======== Data in this exercise

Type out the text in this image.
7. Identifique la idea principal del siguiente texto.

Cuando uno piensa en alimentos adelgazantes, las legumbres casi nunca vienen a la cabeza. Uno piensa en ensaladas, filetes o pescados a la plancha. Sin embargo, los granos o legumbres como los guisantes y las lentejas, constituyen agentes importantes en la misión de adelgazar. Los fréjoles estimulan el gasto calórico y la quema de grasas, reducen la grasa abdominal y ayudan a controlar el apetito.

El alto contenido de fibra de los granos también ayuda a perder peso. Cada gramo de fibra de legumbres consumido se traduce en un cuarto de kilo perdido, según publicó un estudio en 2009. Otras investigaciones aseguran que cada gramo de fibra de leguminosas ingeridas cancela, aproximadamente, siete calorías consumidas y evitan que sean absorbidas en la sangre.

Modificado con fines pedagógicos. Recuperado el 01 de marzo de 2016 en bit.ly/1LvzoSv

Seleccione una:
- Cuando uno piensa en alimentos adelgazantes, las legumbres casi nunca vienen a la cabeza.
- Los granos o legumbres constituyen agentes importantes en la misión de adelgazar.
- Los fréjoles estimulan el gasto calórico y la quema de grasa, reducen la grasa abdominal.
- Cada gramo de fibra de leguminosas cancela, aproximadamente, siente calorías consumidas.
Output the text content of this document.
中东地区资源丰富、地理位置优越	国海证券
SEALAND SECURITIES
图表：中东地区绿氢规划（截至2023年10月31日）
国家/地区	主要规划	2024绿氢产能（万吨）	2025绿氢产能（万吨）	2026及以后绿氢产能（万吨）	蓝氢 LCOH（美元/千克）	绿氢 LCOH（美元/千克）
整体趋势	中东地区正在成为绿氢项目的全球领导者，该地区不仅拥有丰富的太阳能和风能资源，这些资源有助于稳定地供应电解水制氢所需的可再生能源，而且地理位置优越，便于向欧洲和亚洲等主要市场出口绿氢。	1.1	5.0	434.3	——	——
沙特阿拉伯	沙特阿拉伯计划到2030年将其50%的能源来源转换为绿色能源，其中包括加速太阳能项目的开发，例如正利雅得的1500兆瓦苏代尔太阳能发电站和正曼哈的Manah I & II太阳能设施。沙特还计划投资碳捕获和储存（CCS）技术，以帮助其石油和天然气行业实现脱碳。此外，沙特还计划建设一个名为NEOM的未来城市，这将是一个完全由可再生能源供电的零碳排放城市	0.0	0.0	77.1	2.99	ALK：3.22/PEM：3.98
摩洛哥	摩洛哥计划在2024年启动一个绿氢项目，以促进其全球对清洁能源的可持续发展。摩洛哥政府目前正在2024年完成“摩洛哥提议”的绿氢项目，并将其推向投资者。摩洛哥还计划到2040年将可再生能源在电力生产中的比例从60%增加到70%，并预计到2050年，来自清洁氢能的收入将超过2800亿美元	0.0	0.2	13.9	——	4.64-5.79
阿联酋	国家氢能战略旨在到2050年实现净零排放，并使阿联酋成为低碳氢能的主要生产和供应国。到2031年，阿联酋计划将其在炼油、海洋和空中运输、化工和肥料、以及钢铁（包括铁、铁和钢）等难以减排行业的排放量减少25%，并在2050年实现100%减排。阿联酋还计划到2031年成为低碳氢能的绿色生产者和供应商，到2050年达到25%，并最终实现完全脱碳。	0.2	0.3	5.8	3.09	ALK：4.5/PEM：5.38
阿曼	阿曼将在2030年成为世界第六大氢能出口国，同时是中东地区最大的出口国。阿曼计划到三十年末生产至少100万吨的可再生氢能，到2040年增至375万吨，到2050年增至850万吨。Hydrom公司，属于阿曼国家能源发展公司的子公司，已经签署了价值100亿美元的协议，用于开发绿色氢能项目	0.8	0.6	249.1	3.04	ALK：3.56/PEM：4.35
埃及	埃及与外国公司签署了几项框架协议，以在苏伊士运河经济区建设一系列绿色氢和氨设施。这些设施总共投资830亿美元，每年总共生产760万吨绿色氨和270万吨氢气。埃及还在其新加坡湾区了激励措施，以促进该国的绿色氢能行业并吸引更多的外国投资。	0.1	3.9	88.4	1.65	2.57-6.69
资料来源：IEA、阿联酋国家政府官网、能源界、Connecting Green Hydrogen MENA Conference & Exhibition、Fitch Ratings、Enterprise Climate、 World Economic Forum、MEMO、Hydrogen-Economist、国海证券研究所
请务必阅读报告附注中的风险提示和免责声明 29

================

# [Problem details]
Your task is to extract all of the records exactly.

# [Task solution]
Type out the text in this image.
7. Identifique la idea principal del siguiente texto.

Cuando uno piensa en alimentos adelgazantes, las legumbres casi nunca vienen a la cabeza. Uno piensa en ensaladas, filetes o pescados a la plancha. Sin embargo, los granos o legumbres como los guisantes y las lentejas, constituyen agentes importantes en la misión de adelgazar. Los fréjoles estimulan el gasto calórico y la quema de grasas, reducen la grasa abdominal y ayudan a controlar el apetito.

El alto contenido de fibra de los granos también ayuda a perder peso. Cada gramo de fibra de legumbres consumido se traduce en un cuarto de kilo perdido, según publicó un estudio en 2009. Otras investigaciones aseguran que cada gramo de fibra de leguminosas ingeridas cancela, aproximadamente, siete calorías consumidas y evitan que sean absorbidas en la sangre.

Modificado con fines pedagógicos. Recuperado el 01 de marzo de 2016 en bit.ly/1LvzoSv

Seleccione una:
- Cuando uno piensa en alimentos adelgazantes, las legumbres casi nunca vienen a la cabeza.
- Los granos o legumbres constituyen agentes importantes en la misión de adelgazar.
- Los fréjoles estimulan el gasto calórico y la quema de grasa, reducen la grasa abdominal.
- Cada gramo de fibra de leguminosas cancela, aproximadamente, siente calorías consumidas.
Output the text content of this document.
中东地区资源丰富、地理位置优越	国海证券
SEALAND SECURITIES
图表：中东地区绿氢规划（截至2023年10月31日）
国家/地区	主要规划	2024绿氢产能（万吨）	2025绿氢产能（万吨）	2026及以后绿氢产能（万吨）	蓝氢 LCOH（美元/千克）	绿氢 LCOH（美元/千克）
整体趋势	中东地区正在成为绿氢项目的全球领导者，该地区不仅拥有丰富的太阳能和风能资源，这些资源有助于稳定地供应电解水制氢所需的可再生能源，而且地理位置优越，便于向欧洲和亚洲等主要市场出口绿氢。	1.1	5.0	434.3	——	——
沙特阿拉伯	沙特阿拉伯计划到2030年将其50%的能源来源转换为绿色能源，其中包括加速太阳能项目的开发，例如正利雅得的1500兆瓦苏代尔太阳能发电站和正曼哈的Manah I & II太阳能设施。沙特还计划投资碳捕获和储存（CCS）技术，以帮助其石油和天然气行业实现脱碳。此外，沙特还计划建设一个名为NEOM的未来城市，这将是一个完全由可再生能源供电的零碳排放城市	0.0	0.0	77.1	2.99	ALK：3.22/PEM：3.98
摩洛哥	摩洛哥计划在2024年启动一个绿氢项目，以促进其全球对清洁能源的可持续发展。摩洛哥政府目前正在2024年完成“摩洛哥提议”的绿氢项目，并将其推向投资者。摩洛哥还计划到2040年将可再生能源在电力生产中的比例从60%增加到70%，并预计到2050年，来自清洁氢能的收入将超过2800亿美元	0.0	0.2	13.9	——	4.64-5.79
阿联酋	国家氢能战略旨在到2050年实现净零排放，并使阿联酋成为低碳氢能的主要生产和供应国。到2031年，阿联酋计划将其在炼油、海洋和空中运输、化工和肥料、以及钢铁（包括铁、铁和钢）等难以减排行业的排放量减少25%，并在2050年实现100%减排。阿联酋还计划到2031年成为低碳氢能的绿色生产者和供应商，到2050年达到25%，并最终实现完全脱碳。	0.2	0.3	5.8	3.09	ALK：4.5/PEM：5.38
阿曼	阿曼将在2030年成为世界第六大氢能出口国，同时是中东地区最大的出口国。阿曼计划到三十年末生产至少100万吨的可再生氢能，到2040年增至375万吨，到2050年增至850万吨。Hydrom公司，属于阿曼国家能源发展公司的子公司，已经签署了价值100亿美元的协议，用于开发绿色氢能项目	0.8	0.6	249.1	3.04	ALK：3.56/PEM：4.35
埃及	埃及与外国公司签署了几项框架协议，以在苏伊士运河经济区建设一系列绿色氢和氨设施。这些设施总共投资830亿美元，每年总共生产760万吨绿色氨和270万吨氢气。埃及还在其新加坡湾区了激励措施，以促进该国的绿色氢能行业并吸引更多的外国投资。	0.1	3.9	88.4	1.65	2.57-6.69
资料来源：IEA、阿联酋国家政府官网、能源界、Connecting Green Hydrogen MENA Conference & Exhibition、Fitch Ratings、Enterprise Climate、 World Economic Forum、MEMO、Hydrogen-Economist、国海证券研究所
请务必阅读报告附注中的风险提示和免责声明 29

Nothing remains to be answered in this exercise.